• Required action
Set down the data below in full and exactly, minus the pictures.

• Information

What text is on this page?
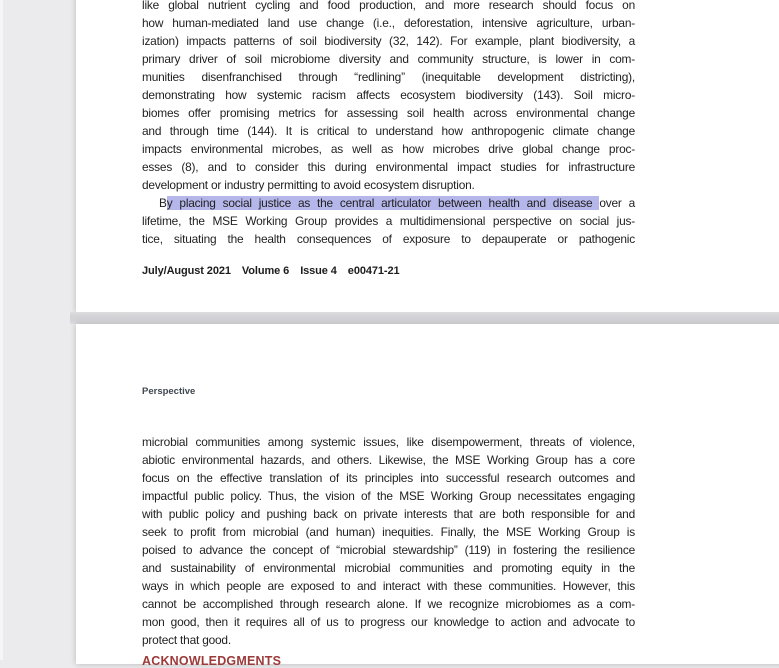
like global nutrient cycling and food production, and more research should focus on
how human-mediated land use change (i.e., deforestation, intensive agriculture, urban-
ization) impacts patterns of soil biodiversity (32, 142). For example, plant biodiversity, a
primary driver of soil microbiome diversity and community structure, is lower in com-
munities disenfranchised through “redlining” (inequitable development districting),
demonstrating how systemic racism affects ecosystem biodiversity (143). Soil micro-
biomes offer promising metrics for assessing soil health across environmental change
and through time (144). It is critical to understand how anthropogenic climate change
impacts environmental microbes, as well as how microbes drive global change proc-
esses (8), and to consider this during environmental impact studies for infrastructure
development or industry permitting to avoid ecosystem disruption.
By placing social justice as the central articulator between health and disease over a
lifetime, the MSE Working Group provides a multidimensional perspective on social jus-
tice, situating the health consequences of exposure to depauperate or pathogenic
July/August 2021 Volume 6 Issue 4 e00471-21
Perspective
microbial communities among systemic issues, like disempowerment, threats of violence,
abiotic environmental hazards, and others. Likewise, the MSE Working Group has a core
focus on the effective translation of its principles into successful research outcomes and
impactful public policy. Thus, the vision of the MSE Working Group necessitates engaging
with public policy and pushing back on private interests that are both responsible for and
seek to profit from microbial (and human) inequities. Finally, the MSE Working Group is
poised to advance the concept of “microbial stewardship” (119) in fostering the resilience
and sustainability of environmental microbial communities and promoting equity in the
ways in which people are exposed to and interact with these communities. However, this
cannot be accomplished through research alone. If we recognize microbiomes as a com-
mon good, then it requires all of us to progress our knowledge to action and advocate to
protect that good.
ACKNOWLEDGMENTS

• Response
What text is on this page?
like global nutrient cycling and food production, and more research should focus on
how human-mediated land use change (i.e., deforestation, intensive agriculture, urban-
ization) impacts patterns of soil biodiversity (32, 142). For example, plant biodiversity, a
primary driver of soil microbiome diversity and community structure, is lower in com-
munities disenfranchised through “redlining” (inequitable development districting),
demonstrating how systemic racism affects ecosystem biodiversity (143). Soil micro-
biomes offer promising metrics for assessing soil health across environmental change
and through time (144). It is critical to understand how anthropogenic climate change
impacts environmental microbes, as well as how microbes drive global change proc-
esses (8), and to consider this during environmental impact studies for infrastructure
development or industry permitting to avoid ecosystem disruption.
By placing social justice as the central articulator between health and disease over a
lifetime, the MSE Working Group provides a multidimensional perspective on social jus-
tice, situating the health consequences of exposure to depauperate or pathogenic
July/August 2021 Volume 6 Issue 4 e00471-21
Perspective
microbial communities among systemic issues, like disempowerment, threats of violence,
abiotic environmental hazards, and others. Likewise, the MSE Working Group has a core
focus on the effective translation of its principles into successful research outcomes and
impactful public policy. Thus, the vision of the MSE Working Group necessitates engaging
with public policy and pushing back on private interests that are both responsible for and
seek to profit from microbial (and human) inequities. Finally, the MSE Working Group is
poised to advance the concept of “microbial stewardship” (119) in fostering the resilience
and sustainability of environmental microbial communities and promoting equity in the
ways in which people are exposed to and interact with these communities. However, this
cannot be accomplished through research alone. If we recognize microbiomes as a com-
mon good, then it requires all of us to progress our knowledge to action and advocate to
protect that good.
ACKNOWLEDGMENTS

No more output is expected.